* _SET TASK_
Extract the complete data exactly as given.

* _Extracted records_
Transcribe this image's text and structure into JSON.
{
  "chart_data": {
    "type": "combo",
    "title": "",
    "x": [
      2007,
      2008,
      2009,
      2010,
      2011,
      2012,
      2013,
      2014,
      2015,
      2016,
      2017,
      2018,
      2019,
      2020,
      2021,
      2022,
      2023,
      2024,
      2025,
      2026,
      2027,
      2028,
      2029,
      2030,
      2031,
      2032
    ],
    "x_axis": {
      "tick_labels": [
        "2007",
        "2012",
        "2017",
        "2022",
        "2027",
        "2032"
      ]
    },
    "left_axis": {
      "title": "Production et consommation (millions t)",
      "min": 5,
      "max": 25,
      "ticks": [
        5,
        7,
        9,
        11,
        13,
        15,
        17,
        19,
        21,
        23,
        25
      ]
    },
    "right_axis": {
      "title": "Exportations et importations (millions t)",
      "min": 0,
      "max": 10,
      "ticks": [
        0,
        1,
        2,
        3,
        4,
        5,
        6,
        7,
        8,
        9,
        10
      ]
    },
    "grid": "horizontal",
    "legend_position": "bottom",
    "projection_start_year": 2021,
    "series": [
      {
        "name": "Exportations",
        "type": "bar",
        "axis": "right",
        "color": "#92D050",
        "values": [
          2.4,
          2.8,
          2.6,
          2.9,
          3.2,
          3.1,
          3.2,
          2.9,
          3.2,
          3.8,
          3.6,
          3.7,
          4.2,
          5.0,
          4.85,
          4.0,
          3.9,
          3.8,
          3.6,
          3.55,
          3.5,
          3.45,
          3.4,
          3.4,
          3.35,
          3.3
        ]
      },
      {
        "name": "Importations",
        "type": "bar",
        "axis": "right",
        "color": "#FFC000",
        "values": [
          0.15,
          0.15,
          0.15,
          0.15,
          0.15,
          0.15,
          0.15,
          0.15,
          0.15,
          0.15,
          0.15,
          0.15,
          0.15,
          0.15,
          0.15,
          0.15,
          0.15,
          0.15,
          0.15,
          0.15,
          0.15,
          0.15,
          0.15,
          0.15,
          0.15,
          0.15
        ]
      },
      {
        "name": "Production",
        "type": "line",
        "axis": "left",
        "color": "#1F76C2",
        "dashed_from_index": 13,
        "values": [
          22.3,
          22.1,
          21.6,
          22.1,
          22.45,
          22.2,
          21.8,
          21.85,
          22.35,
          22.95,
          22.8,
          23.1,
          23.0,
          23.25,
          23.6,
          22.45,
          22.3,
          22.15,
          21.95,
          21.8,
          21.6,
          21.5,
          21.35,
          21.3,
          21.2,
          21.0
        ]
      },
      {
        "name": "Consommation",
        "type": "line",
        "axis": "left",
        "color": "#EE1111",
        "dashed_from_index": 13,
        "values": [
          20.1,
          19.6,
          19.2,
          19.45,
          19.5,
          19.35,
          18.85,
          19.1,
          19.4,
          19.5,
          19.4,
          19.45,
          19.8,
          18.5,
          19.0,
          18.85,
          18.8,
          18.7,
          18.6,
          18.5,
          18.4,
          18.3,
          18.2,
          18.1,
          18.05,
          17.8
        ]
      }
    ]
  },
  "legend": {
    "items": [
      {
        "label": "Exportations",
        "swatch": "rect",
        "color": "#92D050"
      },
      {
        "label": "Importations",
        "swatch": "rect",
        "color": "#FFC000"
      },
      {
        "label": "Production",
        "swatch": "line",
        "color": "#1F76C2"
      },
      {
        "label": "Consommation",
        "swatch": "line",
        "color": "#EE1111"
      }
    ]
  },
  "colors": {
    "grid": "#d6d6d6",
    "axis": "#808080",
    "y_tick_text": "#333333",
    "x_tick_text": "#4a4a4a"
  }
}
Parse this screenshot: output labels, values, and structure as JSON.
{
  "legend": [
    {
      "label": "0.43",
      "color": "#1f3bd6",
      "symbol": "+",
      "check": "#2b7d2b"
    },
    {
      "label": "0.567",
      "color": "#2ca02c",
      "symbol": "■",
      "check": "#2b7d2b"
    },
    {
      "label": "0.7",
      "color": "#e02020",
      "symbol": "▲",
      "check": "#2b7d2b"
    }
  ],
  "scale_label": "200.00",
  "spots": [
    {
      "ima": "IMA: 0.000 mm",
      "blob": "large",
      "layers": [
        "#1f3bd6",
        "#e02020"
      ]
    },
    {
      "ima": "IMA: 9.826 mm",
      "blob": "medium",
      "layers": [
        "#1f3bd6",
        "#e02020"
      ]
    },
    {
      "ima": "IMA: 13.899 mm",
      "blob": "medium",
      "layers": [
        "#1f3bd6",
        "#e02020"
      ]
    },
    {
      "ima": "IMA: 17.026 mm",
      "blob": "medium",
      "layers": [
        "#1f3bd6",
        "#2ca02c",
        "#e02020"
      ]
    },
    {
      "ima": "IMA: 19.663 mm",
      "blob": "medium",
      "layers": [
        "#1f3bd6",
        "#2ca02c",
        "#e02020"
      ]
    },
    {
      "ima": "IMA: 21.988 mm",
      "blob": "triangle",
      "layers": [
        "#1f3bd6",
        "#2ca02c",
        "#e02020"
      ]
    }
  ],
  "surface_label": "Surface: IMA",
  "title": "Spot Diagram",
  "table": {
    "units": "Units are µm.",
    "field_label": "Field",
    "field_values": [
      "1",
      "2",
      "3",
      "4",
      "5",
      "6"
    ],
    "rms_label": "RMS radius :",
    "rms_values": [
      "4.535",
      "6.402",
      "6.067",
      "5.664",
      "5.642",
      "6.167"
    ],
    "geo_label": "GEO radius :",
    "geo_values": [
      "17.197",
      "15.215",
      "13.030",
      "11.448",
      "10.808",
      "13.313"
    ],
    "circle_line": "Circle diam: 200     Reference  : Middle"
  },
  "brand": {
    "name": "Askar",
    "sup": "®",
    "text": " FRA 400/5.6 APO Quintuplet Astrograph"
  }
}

* _RESULT_
Transcribe this image's text and structure into JSON.
{
  "chart_data": {
    "type": "combo",
    "title": "",
    "x": [
      2007,
      2008,
      2009,
      2010,
      2011,
      2012,
      2013,
      2014,
      2015,
      2016,
      2017,
      2018,
      2019,
      2020,
      2021,
      2022,
      2023,
      2024,
      2025,
      2026,
      2027,
      2028,
      2029,
      2030,
      2031,
      2032
    ],
    "x_axis": {
      "tick_labels": [
        "2007",
        "2012",
        "2017",
        "2022",
        "2027",
        "2032"
      ]
    },
    "left_axis": {
      "title": "Production et consommation (millions t)",
      "min": 5,
      "max": 25,
      "ticks": [
        5,
        7,
        9,
        11,
        13,
        15,
        17,
        19,
        21,
        23,
        25
      ]
    },
    "right_axis": {
      "title": "Exportations et importations (millions t)",
      "min": 0,
      "max": 10,
      "ticks": [
        0,
        1,
        2,
        3,
        4,
        5,
        6,
        7,
        8,
        9,
        10
      ]
    },
    "grid": "horizontal",
    "legend_position": "bottom",
    "projection_start_year": 2021,
    "series": [
      {
        "name": "Exportations",
        "type": "bar",
        "axis": "right",
        "color": "#92D050",
        "values": [
          2.4,
          2.8,
          2.6,
          2.9,
          3.2,
          3.1,
          3.2,
          2.9,
          3.2,
          3.8,
          3.6,
          3.7,
          4.2,
          5.0,
          4.85,
          4.0,
          3.9,
          3.8,
          3.6,
          3.55,
          3.5,
          3.45,
          3.4,
          3.4,
          3.35,
          3.3
        ]
      },
      {
        "name": "Importations",
        "type": "bar",
        "axis": "right",
        "color": "#FFC000",
        "values": [
          0.15,
          0.15,
          0.15,
          0.15,
          0.15,
          0.15,
          0.15,
          0.15,
          0.15,
          0.15,
          0.15,
          0.15,
          0.15,
          0.15,
          0.15,
          0.15,
          0.15,
          0.15,
          0.15,
          0.15,
          0.15,
          0.15,
          0.15,
          0.15,
          0.15,
          0.15
        ]
      },
      {
        "name": "Production",
        "type": "line",
        "axis": "left",
        "color": "#1F76C2",
        "dashed_from_index": 13,
        "values": [
          22.3,
          22.1,
          21.6,
          22.1,
          22.45,
          22.2,
          21.8,
          21.85,
          22.35,
          22.95,
          22.8,
          23.1,
          23.0,
          23.25,
          23.6,
          22.45,
          22.3,
          22.15,
          21.95,
          21.8,
          21.6,
          21.5,
          21.35,
          21.3,
          21.2,
          21.0
        ]
      },
      {
        "name": "Consommation",
        "type": "line",
        "axis": "left",
        "color": "#EE1111",
        "dashed_from_index": 13,
        "values": [
          20.1,
          19.6,
          19.2,
          19.45,
          19.5,
          19.35,
          18.85,
          19.1,
          19.4,
          19.5,
          19.4,
          19.45,
          19.8,
          18.5,
          19.0,
          18.85,
          18.8,
          18.7,
          18.6,
          18.5,
          18.4,
          18.3,
          18.2,
          18.1,
          18.05,
          17.8
        ]
      }
    ]
  },
  "legend": {
    "items": [
      {
        "label": "Exportations",
        "swatch": "rect",
        "color": "#92D050"
      },
      {
        "label": "Importations",
        "swatch": "rect",
        "color": "#FFC000"
      },
      {
        "label": "Production",
        "swatch": "line",
        "color": "#1F76C2"
      },
      {
        "label": "Consommation",
        "swatch": "line",
        "color": "#EE1111"
      }
    ]
  },
  "colors": {
    "grid": "#d6d6d6",
    "axis": "#808080",
    "y_tick_text": "#333333",
    "x_tick_text": "#4a4a4a"
  }
}
Parse this screenshot: output labels, values, and structure as JSON.
{
  "legend": [
    {
      "label": "0.43",
      "color": "#1f3bd6",
      "symbol": "+",
      "check": "#2b7d2b"
    },
    {
      "label": "0.567",
      "color": "#2ca02c",
      "symbol": "■",
      "check": "#2b7d2b"
    },
    {
      "label": "0.7",
      "color": "#e02020",
      "symbol": "▲",
      "check": "#2b7d2b"
    }
  ],
  "scale_label": "200.00",
  "spots": [
    {
      "ima": "IMA: 0.000 mm",
      "blob": "large",
      "layers": [
        "#1f3bd6",
        "#e02020"
      ]
    },
    {
      "ima": "IMA: 9.826 mm",
      "blob": "medium",
      "layers": [
        "#1f3bd6",
        "#e02020"
      ]
    },
    {
      "ima": "IMA: 13.899 mm",
      "blob": "medium",
      "layers": [
        "#1f3bd6",
        "#e02020"
      ]
    },
    {
      "ima": "IMA: 17.026 mm",
      "blob": "medium",
      "layers": [
        "#1f3bd6",
        "#2ca02c",
        "#e02020"
      ]
    },
    {
      "ima": "IMA: 19.663 mm",
      "blob": "medium",
      "layers": [
        "#1f3bd6",
        "#2ca02c",
        "#e02020"
      ]
    },
    {
      "ima": "IMA: 21.988 mm",
      "blob": "triangle",
      "layers": [
        "#1f3bd6",
        "#2ca02c",
        "#e02020"
      ]
    }
  ],
  "surface_label": "Surface: IMA",
  "title": "Spot Diagram",
  "table": {
    "units": "Units are µm.",
    "field_label": "Field",
    "field_values": [
      "1",
      "2",
      "3",
      "4",
      "5",
      "6"
    ],
    "rms_label": "RMS radius :",
    "rms_values": [
      "4.535",
      "6.402",
      "6.067",
      "5.664",
      "5.642",
      "6.167"
    ],
    "geo_label": "GEO radius :",
    "geo_values": [
      "17.197",
      "15.215",
      "13.030",
      "11.448",
      "10.808",
      "13.313"
    ],
    "circle_line": "Circle diam: 200     Reference  : Middle"
  },
  "brand": {
    "name": "Askar",
    "sup": "®",
    "text": " FRA 400/5.6 APO Quintuplet Astrograph"
  }
}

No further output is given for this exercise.